─── Extracted data

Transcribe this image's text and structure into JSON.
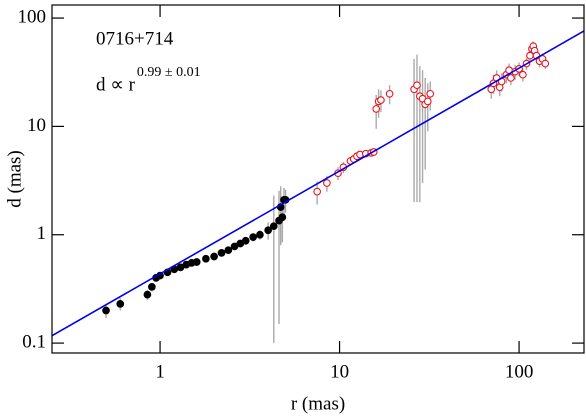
{
  "chart_data": {
    "type": "scatter",
    "annotation": "0716+714",
    "formula": "d ∝ r",
    "exponent": "0.99 ± 0.01",
    "x_label": "r (mas)",
    "y_label": "d (mas)",
    "log_x": true,
    "log_y": true,
    "xlim": [
      0.25,
      230
    ],
    "ylim": [
      0.081,
      132
    ],
    "xticks": [
      1,
      10,
      100
    ],
    "yticks": [
      0.1,
      1,
      10,
      100
    ],
    "series": [
      {
        "type": "scatter",
        "color": "#000000",
        "filled": true,
        "error_color": "#aaaaaa",
        "x": [
          0.5,
          0.6,
          0.85,
          0.9,
          0.95,
          1.0,
          1.1,
          1.2,
          1.3,
          1.4,
          1.5,
          1.6,
          1.8,
          2.0,
          2.2,
          2.4,
          2.6,
          2.8,
          3.0,
          3.3,
          3.6,
          4.0,
          4.3,
          4.6,
          4.8,
          4.7,
          4.9,
          5.0
        ],
        "values": [
          0.2,
          0.23,
          0.28,
          0.33,
          0.4,
          0.42,
          0.45,
          0.48,
          0.5,
          0.53,
          0.55,
          0.56,
          0.6,
          0.63,
          0.68,
          0.72,
          0.78,
          0.83,
          0.88,
          0.95,
          1.0,
          1.1,
          1.2,
          1.35,
          1.45,
          1.8,
          2.1,
          2.1
        ],
        "errors": [
          0.03,
          0.03,
          0.03,
          0.03,
          0.02,
          0.02,
          0.02,
          0.02,
          0.02,
          0.02,
          0.02,
          0.02,
          0.02,
          0.02,
          0.03,
          0.03,
          0.03,
          0.04,
          0.05,
          0.08,
          0.1,
          0.2,
          1.1,
          1.2,
          0.6,
          1.0,
          0.6,
          0.5
        ]
      },
      {
        "type": "scatter",
        "color": "#e8141c",
        "filled": false,
        "error_color": "#aaaaaa",
        "x": [
          7.5,
          8.5,
          9.8,
          10.5,
          11.5,
          12,
          12.5,
          13,
          14,
          15,
          15.5,
          16,
          16.5,
          17,
          19,
          26,
          27,
          28,
          29,
          30,
          31,
          32,
          70,
          72,
          75,
          78,
          80,
          85,
          88,
          90,
          95,
          100,
          105,
          110,
          115,
          118,
          120,
          122,
          125,
          130,
          135,
          140
        ],
        "values": [
          2.5,
          3.0,
          3.7,
          4.2,
          4.8,
          5.0,
          5.3,
          5.5,
          5.6,
          5.7,
          5.8,
          14.5,
          17,
          17.5,
          20,
          22,
          24,
          19,
          18,
          16,
          17,
          20,
          22,
          25,
          28,
          23,
          26,
          30,
          33,
          28,
          32,
          34,
          30,
          38,
          45,
          52,
          55,
          50,
          45,
          40,
          42,
          38
        ],
        "errors": [
          0.6,
          0.5,
          0.5,
          0.5,
          0.4,
          0.4,
          0.4,
          0.4,
          0.4,
          0.4,
          0.4,
          5,
          5,
          4,
          4,
          20,
          22,
          17,
          15,
          12,
          8,
          6,
          4,
          5,
          5,
          4,
          5,
          5,
          5,
          4,
          5,
          5,
          4,
          5,
          6,
          6,
          6,
          6,
          5,
          5,
          5,
          4
        ]
      },
      {
        "type": "line",
        "color": "#0000ee",
        "x": [
          0.25,
          230
        ],
        "values": [
          0.117,
          76
        ]
      }
    ]
  }
}
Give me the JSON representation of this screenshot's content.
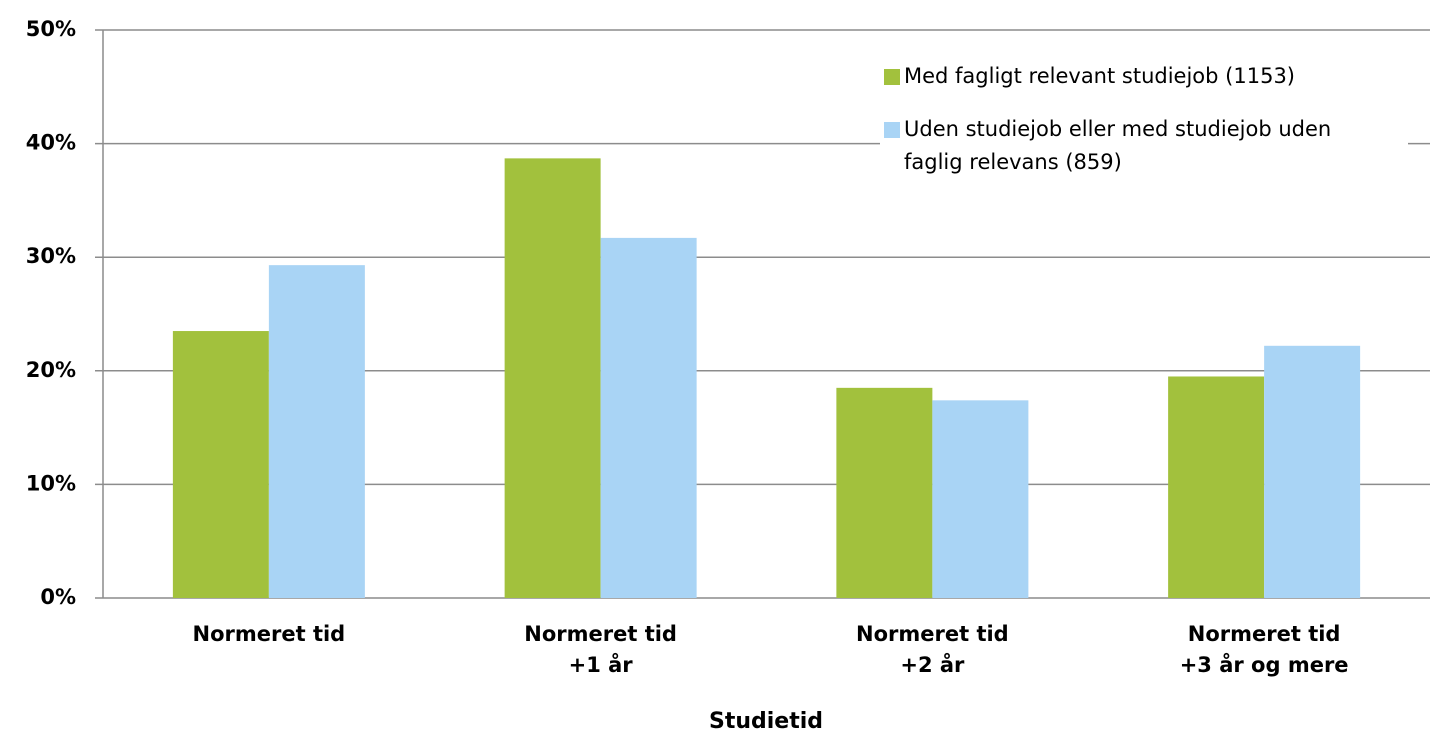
{
  "chart_data": {
    "type": "bar",
    "categories": [
      [
        "Normeret tid"
      ],
      [
        "Normeret tid",
        "+1 år"
      ],
      [
        "Normeret tid",
        "+2 år"
      ],
      [
        "Normeret tid",
        "+3 år og mere"
      ]
    ],
    "series": [
      {
        "name": "Med fagligt relevant studiejob (1153)",
        "color": "#a2c13d",
        "values": [
          23.5,
          38.7,
          18.5,
          19.5
        ]
      },
      {
        "name": "Uden studiejob eller med studiejob uden faglig relevans (859)",
        "color": "#a9d4f5",
        "values": [
          29.3,
          31.7,
          17.4,
          22.2
        ]
      }
    ],
    "x_label": "Studietid",
    "ylim": [
      0,
      50
    ],
    "yticks": [
      {
        "value": 0,
        "label": "0%"
      },
      {
        "value": 10,
        "label": "10%"
      },
      {
        "value": 20,
        "label": "20%"
      },
      {
        "value": 30,
        "label": "30%"
      },
      {
        "value": 40,
        "label": "40%"
      },
      {
        "value": 50,
        "label": "50%"
      }
    ],
    "grid": true,
    "legend": "upper right"
  }
}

──────

● **Given task**
Copy out the data above exactly, except the pictures.

● **Task result**
Transcribe this image's text and structure into JSON.
{
  "chart_data": {
    "type": "scatter",
    "annotation": "0716+714",
    "formula": "d ∝ r",
    "exponent": "0.99 ± 0.01",
    "x_label": "r (mas)",
    "y_label": "d (mas)",
    "log_x": true,
    "log_y": true,
    "xlim": [
      0.25,
      230
    ],
    "ylim": [
      0.081,
      132
    ],
    "xticks": [
      1,
      10,
      100
    ],
    "yticks": [
      0.1,
      1,
      10,
      100
    ],
    "series": [
      {
        "type": "scatter",
        "color": "#000000",
        "filled": true,
        "error_color": "#aaaaaa",
        "x": [
          0.5,
          0.6,
          0.85,
          0.9,
          0.95,
          1.0,
          1.1,
          1.2,
          1.3,
          1.4,
          1.5,
          1.6,
          1.8,
          2.0,
          2.2,
          2.4,
          2.6,
          2.8,
          3.0,
          3.3,
          3.6,
          4.0,
          4.3,
          4.6,
          4.8,
          4.7,
          4.9,
          5.0
        ],
        "values": [
          0.2,
          0.23,
          0.28,
          0.33,
          0.4,
          0.42,
          0.45,
          0.48,
          0.5,
          0.53,
          0.55,
          0.56,
          0.6,
          0.63,
          0.68,
          0.72,
          0.78,
          0.83,
          0.88,
          0.95,
          1.0,
          1.1,
          1.2,
          1.35,
          1.45,
          1.8,
          2.1,
          2.1
        ],
        "errors": [
          0.03,
          0.03,
          0.03,
          0.03,
          0.02,
          0.02,
          0.02,
          0.02,
          0.02,
          0.02,
          0.02,
          0.02,
          0.02,
          0.02,
          0.03,
          0.03,
          0.03,
          0.04,
          0.05,
          0.08,
          0.1,
          0.2,
          1.1,
          1.2,
          0.6,
          1.0,
          0.6,
          0.5
        ]
      },
      {
        "type": "scatter",
        "color": "#e8141c",
        "filled": false,
        "error_color": "#aaaaaa",
        "x": [
          7.5,
          8.5,
          9.8,
          10.5,
          11.5,
          12,
          12.5,
          13,
          14,
          15,
          15.5,
          16,
          16.5,
          17,
          19,
          26,
          27,
          28,
          29,
          30,
          31,
          32,
          70,
          72,
          75,
          78,
          80,
          85,
          88,
          90,
          95,
          100,
          105,
          110,
          115,
          118,
          120,
          122,
          125,
          130,
          135,
          140
        ],
        "values": [
          2.5,
          3.0,
          3.7,
          4.2,
          4.8,
          5.0,
          5.3,
          5.5,
          5.6,
          5.7,
          5.8,
          14.5,
          17,
          17.5,
          20,
          22,
          24,
          19,
          18,
          16,
          17,
          20,
          22,
          25,
          28,
          23,
          26,
          30,
          33,
          28,
          32,
          34,
          30,
          38,
          45,
          52,
          55,
          50,
          45,
          40,
          42,
          38
        ],
        "errors": [
          0.6,
          0.5,
          0.5,
          0.5,
          0.4,
          0.4,
          0.4,
          0.4,
          0.4,
          0.4,
          0.4,
          5,
          5,
          4,
          4,
          20,
          22,
          17,
          15,
          12,
          8,
          6,
          4,
          5,
          5,
          4,
          5,
          5,
          5,
          4,
          5,
          5,
          4,
          5,
          6,
          6,
          6,
          6,
          5,
          5,
          5,
          4
        ]
      },
      {
        "type": "line",
        "color": "#0000ee",
        "x": [
          0.25,
          230
        ],
        "values": [
          0.117,
          76
        ]
      }
    ]
  }
}
Give me the JSON representation of this screenshot's content.
{
  "chart_data": {
    "type": "bar",
    "categories": [
      [
        "Normeret tid"
      ],
      [
        "Normeret tid",
        "+1 år"
      ],
      [
        "Normeret tid",
        "+2 år"
      ],
      [
        "Normeret tid",
        "+3 år og mere"
      ]
    ],
    "series": [
      {
        "name": "Med fagligt relevant studiejob (1153)",
        "color": "#a2c13d",
        "values": [
          23.5,
          38.7,
          18.5,
          19.5
        ]
      },
      {
        "name": "Uden studiejob eller med studiejob uden faglig relevans (859)",
        "color": "#a9d4f5",
        "values": [
          29.3,
          31.7,
          17.4,
          22.2
        ]
      }
    ],
    "x_label": "Studietid",
    "ylim": [
      0,
      50
    ],
    "yticks": [
      {
        "value": 0,
        "label": "0%"
      },
      {
        "value": 10,
        "label": "10%"
      },
      {
        "value": 20,
        "label": "20%"
      },
      {
        "value": 30,
        "label": "30%"
      },
      {
        "value": 40,
        "label": "40%"
      },
      {
        "value": 50,
        "label": "50%"
      }
    ],
    "grid": true,
    "legend": "upper right"
  }
}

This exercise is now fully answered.